> _Source material_
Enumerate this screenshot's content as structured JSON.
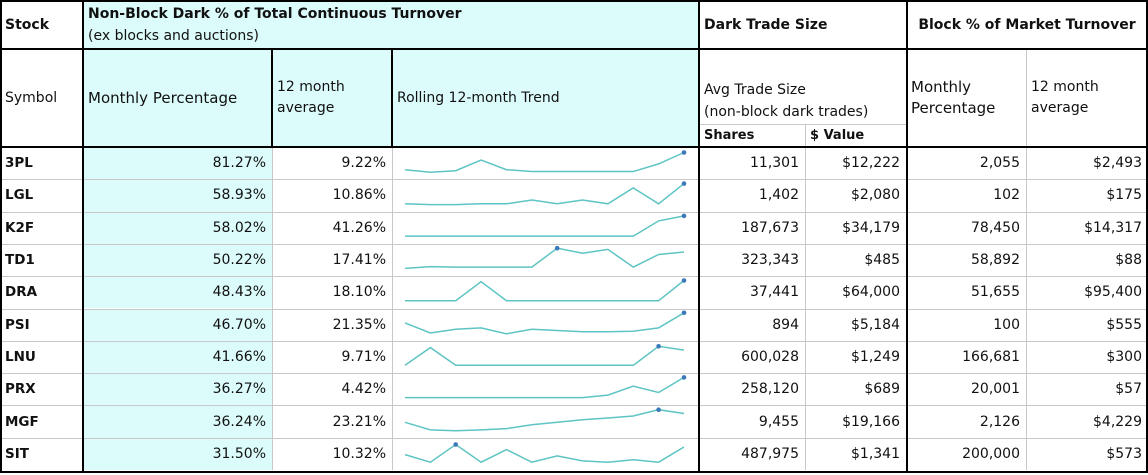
{
  "header": {
    "stock": "Stock",
    "dark_group_line1": "Non-Block Dark % of Total Continuous Turnover",
    "dark_group_line2": "(ex blocks and auctions)",
    "trade_size_group": "Dark Trade Size",
    "block_group": "Block % of Market Turnover",
    "symbol": "Symbol",
    "monthly_percentage": "Monthly Percentage",
    "avg12_line1": "12 month",
    "avg12_line2": "average",
    "rolling_trend": "Rolling 12-month Trend",
    "avg_trade_size_line1": "Avg Trade Size",
    "avg_trade_size_line2": "(non-block dark trades)",
    "shares": "Shares",
    "value": "$ Value",
    "block_monthly_line1": "Monthly",
    "block_monthly_line2": "Percentage",
    "block_avg_line1": "12 month",
    "block_avg_line2": "average"
  },
  "colors": {
    "accent_bg": "#dcfbfb",
    "trend_line": "#5ec4c4",
    "trend_marker": "#3b78b8"
  },
  "rows": [
    {
      "symbol": "3PL",
      "monthly": "81.27%",
      "avg12": "9.22%",
      "shares": "11,301",
      "value": "$12,222",
      "block_monthly": "2,055",
      "block_avg": "$2,493",
      "trend": [
        0.78,
        0.88,
        0.82,
        0.4,
        0.78,
        0.85,
        0.85,
        0.85,
        0.85,
        0.85,
        0.55,
        0.1
      ],
      "marker": 11
    },
    {
      "symbol": "LGL",
      "monthly": "58.93%",
      "avg12": "10.86%",
      "shares": "1,402",
      "value": "$2,080",
      "block_monthly": "102",
      "block_avg": "$175",
      "trend": [
        0.85,
        0.88,
        0.88,
        0.85,
        0.85,
        0.7,
        0.85,
        0.7,
        0.85,
        0.22,
        0.85,
        0.05
      ],
      "marker": 11
    },
    {
      "symbol": "K2F",
      "monthly": "58.02%",
      "avg12": "41.26%",
      "shares": "187,673",
      "value": "$34,179",
      "block_monthly": "78,450",
      "block_avg": "$14,317",
      "trend": [
        0.85,
        0.85,
        0.85,
        0.85,
        0.85,
        0.85,
        0.85,
        0.85,
        0.85,
        0.85,
        0.25,
        0.05
      ],
      "marker": 11
    },
    {
      "symbol": "TD1",
      "monthly": "50.22%",
      "avg12": "17.41%",
      "shares": "323,343",
      "value": "$485",
      "block_monthly": "58,892",
      "block_avg": "$88",
      "trend": [
        0.85,
        0.78,
        0.8,
        0.8,
        0.8,
        0.8,
        0.05,
        0.25,
        0.1,
        0.8,
        0.3,
        0.2
      ],
      "marker": 6
    },
    {
      "symbol": "DRA",
      "monthly": "48.43%",
      "avg12": "18.10%",
      "shares": "37,441",
      "value": "$64,000",
      "block_monthly": "51,655",
      "block_avg": "$95,400",
      "trend": [
        0.85,
        0.85,
        0.85,
        0.1,
        0.85,
        0.85,
        0.85,
        0.85,
        0.85,
        0.85,
        0.85,
        0.05
      ],
      "marker": 11
    },
    {
      "symbol": "PSI",
      "monthly": "46.70%",
      "avg12": "21.35%",
      "shares": "894",
      "value": "$5,184",
      "block_monthly": "100",
      "block_avg": "$555",
      "trend": [
        0.45,
        0.85,
        0.7,
        0.65,
        0.88,
        0.7,
        0.75,
        0.8,
        0.8,
        0.78,
        0.65,
        0.05
      ],
      "marker": 11
    },
    {
      "symbol": "LNU",
      "monthly": "41.66%",
      "avg12": "9.71%",
      "shares": "600,028",
      "value": "$1,249",
      "block_monthly": "166,681",
      "block_avg": "$300",
      "trend": [
        0.85,
        0.15,
        0.85,
        0.85,
        0.85,
        0.85,
        0.85,
        0.85,
        0.85,
        0.85,
        0.1,
        0.25
      ],
      "marker": 10
    },
    {
      "symbol": "PRX",
      "monthly": "36.27%",
      "avg12": "4.42%",
      "shares": "258,120",
      "value": "$689",
      "block_monthly": "20,001",
      "block_avg": "$57",
      "trend": [
        0.85,
        0.85,
        0.85,
        0.85,
        0.85,
        0.85,
        0.85,
        0.85,
        0.75,
        0.4,
        0.65,
        0.05
      ],
      "marker": 11
    },
    {
      "symbol": "MGF",
      "monthly": "36.24%",
      "avg12": "23.21%",
      "shares": "9,455",
      "value": "$19,166",
      "block_monthly": "2,126",
      "block_avg": "$4,229",
      "trend": [
        0.55,
        0.85,
        0.88,
        0.85,
        0.8,
        0.65,
        0.55,
        0.45,
        0.38,
        0.3,
        0.05,
        0.2
      ],
      "marker": 10
    },
    {
      "symbol": "SIT",
      "monthly": "31.50%",
      "avg12": "10.32%",
      "shares": "487,975",
      "value": "$1,341",
      "block_monthly": "200,000",
      "block_avg": "$573",
      "trend": [
        0.55,
        0.85,
        0.15,
        0.85,
        0.35,
        0.85,
        0.6,
        0.8,
        0.85,
        0.75,
        0.85,
        0.25
      ],
      "marker": 2
    }
  ]
}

> _Written task_
Your copy should match the entries exactly, minus the pictures.

> _Final answer_
Enumerate this screenshot's content as structured JSON.
{
  "header": {
    "stock": "Stock",
    "dark_group_line1": "Non-Block Dark % of Total Continuous Turnover",
    "dark_group_line2": "(ex blocks and auctions)",
    "trade_size_group": "Dark Trade Size",
    "block_group": "Block % of Market Turnover",
    "symbol": "Symbol",
    "monthly_percentage": "Monthly Percentage",
    "avg12_line1": "12 month",
    "avg12_line2": "average",
    "rolling_trend": "Rolling 12-month Trend",
    "avg_trade_size_line1": "Avg Trade Size",
    "avg_trade_size_line2": "(non-block dark trades)",
    "shares": "Shares",
    "value": "$ Value",
    "block_monthly_line1": "Monthly",
    "block_monthly_line2": "Percentage",
    "block_avg_line1": "12 month",
    "block_avg_line2": "average"
  },
  "colors": {
    "accent_bg": "#dcfbfb",
    "trend_line": "#5ec4c4",
    "trend_marker": "#3b78b8"
  },
  "rows": [
    {
      "symbol": "3PL",
      "monthly": "81.27%",
      "avg12": "9.22%",
      "shares": "11,301",
      "value": "$12,222",
      "block_monthly": "2,055",
      "block_avg": "$2,493",
      "trend": [
        0.78,
        0.88,
        0.82,
        0.4,
        0.78,
        0.85,
        0.85,
        0.85,
        0.85,
        0.85,
        0.55,
        0.1
      ],
      "marker": 11
    },
    {
      "symbol": "LGL",
      "monthly": "58.93%",
      "avg12": "10.86%",
      "shares": "1,402",
      "value": "$2,080",
      "block_monthly": "102",
      "block_avg": "$175",
      "trend": [
        0.85,
        0.88,
        0.88,
        0.85,
        0.85,
        0.7,
        0.85,
        0.7,
        0.85,
        0.22,
        0.85,
        0.05
      ],
      "marker": 11
    },
    {
      "symbol": "K2F",
      "monthly": "58.02%",
      "avg12": "41.26%",
      "shares": "187,673",
      "value": "$34,179",
      "block_monthly": "78,450",
      "block_avg": "$14,317",
      "trend": [
        0.85,
        0.85,
        0.85,
        0.85,
        0.85,
        0.85,
        0.85,
        0.85,
        0.85,
        0.85,
        0.25,
        0.05
      ],
      "marker": 11
    },
    {
      "symbol": "TD1",
      "monthly": "50.22%",
      "avg12": "17.41%",
      "shares": "323,343",
      "value": "$485",
      "block_monthly": "58,892",
      "block_avg": "$88",
      "trend": [
        0.85,
        0.78,
        0.8,
        0.8,
        0.8,
        0.8,
        0.05,
        0.25,
        0.1,
        0.8,
        0.3,
        0.2
      ],
      "marker": 6
    },
    {
      "symbol": "DRA",
      "monthly": "48.43%",
      "avg12": "18.10%",
      "shares": "37,441",
      "value": "$64,000",
      "block_monthly": "51,655",
      "block_avg": "$95,400",
      "trend": [
        0.85,
        0.85,
        0.85,
        0.1,
        0.85,
        0.85,
        0.85,
        0.85,
        0.85,
        0.85,
        0.85,
        0.05
      ],
      "marker": 11
    },
    {
      "symbol": "PSI",
      "monthly": "46.70%",
      "avg12": "21.35%",
      "shares": "894",
      "value": "$5,184",
      "block_monthly": "100",
      "block_avg": "$555",
      "trend": [
        0.45,
        0.85,
        0.7,
        0.65,
        0.88,
        0.7,
        0.75,
        0.8,
        0.8,
        0.78,
        0.65,
        0.05
      ],
      "marker": 11
    },
    {
      "symbol": "LNU",
      "monthly": "41.66%",
      "avg12": "9.71%",
      "shares": "600,028",
      "value": "$1,249",
      "block_monthly": "166,681",
      "block_avg": "$300",
      "trend": [
        0.85,
        0.15,
        0.85,
        0.85,
        0.85,
        0.85,
        0.85,
        0.85,
        0.85,
        0.85,
        0.1,
        0.25
      ],
      "marker": 10
    },
    {
      "symbol": "PRX",
      "monthly": "36.27%",
      "avg12": "4.42%",
      "shares": "258,120",
      "value": "$689",
      "block_monthly": "20,001",
      "block_avg": "$57",
      "trend": [
        0.85,
        0.85,
        0.85,
        0.85,
        0.85,
        0.85,
        0.85,
        0.85,
        0.75,
        0.4,
        0.65,
        0.05
      ],
      "marker": 11
    },
    {
      "symbol": "MGF",
      "monthly": "36.24%",
      "avg12": "23.21%",
      "shares": "9,455",
      "value": "$19,166",
      "block_monthly": "2,126",
      "block_avg": "$4,229",
      "trend": [
        0.55,
        0.85,
        0.88,
        0.85,
        0.8,
        0.65,
        0.55,
        0.45,
        0.38,
        0.3,
        0.05,
        0.2
      ],
      "marker": 10
    },
    {
      "symbol": "SIT",
      "monthly": "31.50%",
      "avg12": "10.32%",
      "shares": "487,975",
      "value": "$1,341",
      "block_monthly": "200,000",
      "block_avg": "$573",
      "trend": [
        0.55,
        0.85,
        0.15,
        0.85,
        0.35,
        0.85,
        0.6,
        0.8,
        0.85,
        0.75,
        0.85,
        0.25
      ],
      "marker": 2
    }
  ]
}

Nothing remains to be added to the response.